# start of Dataset content

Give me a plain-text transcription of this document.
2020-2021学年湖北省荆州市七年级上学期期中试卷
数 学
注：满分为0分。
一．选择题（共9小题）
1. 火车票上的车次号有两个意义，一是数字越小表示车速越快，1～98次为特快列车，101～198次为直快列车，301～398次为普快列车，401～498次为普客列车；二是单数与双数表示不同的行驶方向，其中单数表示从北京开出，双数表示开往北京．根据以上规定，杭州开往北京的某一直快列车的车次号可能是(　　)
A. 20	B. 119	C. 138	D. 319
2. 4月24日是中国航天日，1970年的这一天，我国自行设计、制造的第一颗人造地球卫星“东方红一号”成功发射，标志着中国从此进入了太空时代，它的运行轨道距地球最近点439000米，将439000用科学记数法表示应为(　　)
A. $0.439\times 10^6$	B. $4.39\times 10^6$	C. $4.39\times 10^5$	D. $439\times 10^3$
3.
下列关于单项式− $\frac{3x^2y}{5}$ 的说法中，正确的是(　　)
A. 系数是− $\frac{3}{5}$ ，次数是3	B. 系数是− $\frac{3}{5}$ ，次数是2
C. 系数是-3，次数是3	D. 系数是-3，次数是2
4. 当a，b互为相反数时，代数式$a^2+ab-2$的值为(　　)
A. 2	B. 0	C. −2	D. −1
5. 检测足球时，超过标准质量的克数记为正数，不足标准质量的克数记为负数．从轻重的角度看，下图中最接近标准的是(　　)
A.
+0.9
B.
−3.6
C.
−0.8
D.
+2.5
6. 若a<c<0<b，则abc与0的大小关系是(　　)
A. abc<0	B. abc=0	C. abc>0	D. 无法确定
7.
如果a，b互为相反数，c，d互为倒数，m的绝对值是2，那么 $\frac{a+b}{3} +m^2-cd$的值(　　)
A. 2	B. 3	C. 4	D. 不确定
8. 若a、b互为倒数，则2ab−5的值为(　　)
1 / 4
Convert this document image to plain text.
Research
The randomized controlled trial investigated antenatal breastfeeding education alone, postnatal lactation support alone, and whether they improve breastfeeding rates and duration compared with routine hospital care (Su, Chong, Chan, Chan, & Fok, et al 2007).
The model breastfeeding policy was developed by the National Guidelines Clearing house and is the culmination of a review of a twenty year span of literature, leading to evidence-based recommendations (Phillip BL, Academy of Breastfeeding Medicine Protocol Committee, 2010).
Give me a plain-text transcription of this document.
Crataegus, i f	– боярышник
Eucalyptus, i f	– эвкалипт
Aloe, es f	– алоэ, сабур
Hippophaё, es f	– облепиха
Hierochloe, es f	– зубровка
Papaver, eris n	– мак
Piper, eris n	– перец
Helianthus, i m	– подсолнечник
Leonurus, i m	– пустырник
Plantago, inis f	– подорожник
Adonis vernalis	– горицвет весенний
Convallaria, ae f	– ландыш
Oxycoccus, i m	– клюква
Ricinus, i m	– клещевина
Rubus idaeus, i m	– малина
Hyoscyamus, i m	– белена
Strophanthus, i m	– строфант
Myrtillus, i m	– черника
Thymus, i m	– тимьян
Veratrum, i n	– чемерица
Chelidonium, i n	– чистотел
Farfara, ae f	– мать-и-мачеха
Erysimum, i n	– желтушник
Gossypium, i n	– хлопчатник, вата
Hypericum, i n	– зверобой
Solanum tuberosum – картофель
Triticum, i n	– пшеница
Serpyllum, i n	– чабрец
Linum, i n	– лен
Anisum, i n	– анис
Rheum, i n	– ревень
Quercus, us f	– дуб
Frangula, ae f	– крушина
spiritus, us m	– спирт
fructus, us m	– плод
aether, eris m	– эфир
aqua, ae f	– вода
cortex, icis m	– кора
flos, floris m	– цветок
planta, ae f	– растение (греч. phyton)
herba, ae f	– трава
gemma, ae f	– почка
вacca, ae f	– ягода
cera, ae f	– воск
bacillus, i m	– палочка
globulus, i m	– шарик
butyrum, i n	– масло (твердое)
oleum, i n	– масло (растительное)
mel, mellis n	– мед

# end of Dataset content

§ **Given problem**: Your task is to repeat the data exactly; please include every line.

§ **Written response**:
Give me a plain-text transcription of this document.
2020-2021学年湖北省荆州市七年级上学期期中试卷
数 学
注：满分为0分。
一．选择题（共9小题）
1. 火车票上的车次号有两个意义，一是数字越小表示车速越快，1～98次为特快列车，101～198次为直快列车，301～398次为普快列车，401～498次为普客列车；二是单数与双数表示不同的行驶方向，其中单数表示从北京开出，双数表示开往北京．根据以上规定，杭州开往北京的某一直快列车的车次号可能是(　　)
A. 20	B. 119	C. 138	D. 319
2. 4月24日是中国航天日，1970年的这一天，我国自行设计、制造的第一颗人造地球卫星“东方红一号”成功发射，标志着中国从此进入了太空时代，它的运行轨道距地球最近点439000米，将439000用科学记数法表示应为(　　)
A. $0.439\times 10^6$	B. $4.39\times 10^6$	C. $4.39\times 10^5$	D. $439\times 10^3$
3.
下列关于单项式− $\frac{3x^2y}{5}$ 的说法中，正确的是(　　)
A. 系数是− $\frac{3}{5}$ ，次数是3	B. 系数是− $\frac{3}{5}$ ，次数是2
C. 系数是-3，次数是3	D. 系数是-3，次数是2
4. 当a，b互为相反数时，代数式$a^2+ab-2$的值为(　　)
A. 2	B. 0	C. −2	D. −1
5. 检测足球时，超过标准质量的克数记为正数，不足标准质量的克数记为负数．从轻重的角度看，下图中最接近标准的是(　　)
A.
+0.9
B.
−3.6
C.
−0.8
D.
+2.5
6. 若a<c<0<b，则abc与0的大小关系是(　　)
A. abc<0	B. abc=0	C. abc>0	D. 无法确定
7.
如果a，b互为相反数，c，d互为倒数，m的绝对值是2，那么 $\frac{a+b}{3} +m^2-cd$的值(　　)
A. 2	B. 3	C. 4	D. 不确定
8. 若a、b互为倒数，则2ab−5的值为(　　)
1 / 4
Convert this document image to plain text.
Research
The randomized controlled trial investigated antenatal breastfeeding education alone, postnatal lactation support alone, and whether they improve breastfeeding rates and duration compared with routine hospital care (Su, Chong, Chan, Chan, & Fok, et al 2007).
The model breastfeeding policy was developed by the National Guidelines Clearing house and is the culmination of a review of a twenty year span of literature, leading to evidence-based recommendations (Phillip BL, Academy of Breastfeeding Medicine Protocol Committee, 2010).
Give me a plain-text transcription of this document.
Crataegus, i f	– боярышник
Eucalyptus, i f	– эвкалипт
Aloe, es f	– алоэ, сабур
Hippophaё, es f	– облепиха
Hierochloe, es f	– зубровка
Papaver, eris n	– мак
Piper, eris n	– перец
Helianthus, i m	– подсолнечник
Leonurus, i m	– пустырник
Plantago, inis f	– подорожник
Adonis vernalis	– горицвет весенний
Convallaria, ae f	– ландыш
Oxycoccus, i m	– клюква
Ricinus, i m	– клещевина
Rubus idaeus, i m	– малина
Hyoscyamus, i m	– белена
Strophanthus, i m	– строфант
Myrtillus, i m	– черника
Thymus, i m	– тимьян
Veratrum, i n	– чемерица
Chelidonium, i n	– чистотел
Farfara, ae f	– мать-и-мачеха
Erysimum, i n	– желтушник
Gossypium, i n	– хлопчатник, вата
Hypericum, i n	– зверобой
Solanum tuberosum – картофель
Triticum, i n	– пшеница
Serpyllum, i n	– чабрец
Linum, i n	– лен
Anisum, i n	– анис
Rheum, i n	– ревень
Quercus, us f	– дуб
Frangula, ae f	– крушина
spiritus, us m	– спирт
fructus, us m	– плод
aether, eris m	– эфир
aqua, ae f	– вода
cortex, icis m	– кора
flos, floris m	– цветок
planta, ae f	– растение (греч. phyton)
herba, ae f	– трава
gemma, ae f	– почка
вacca, ae f	– ягода
cera, ae f	– воск
bacillus, i m	– палочка
globulus, i m	– шарик
butyrum, i n	– масло (твердое)
oleum, i n	– масло (растительное)
mel, mellis n	– мед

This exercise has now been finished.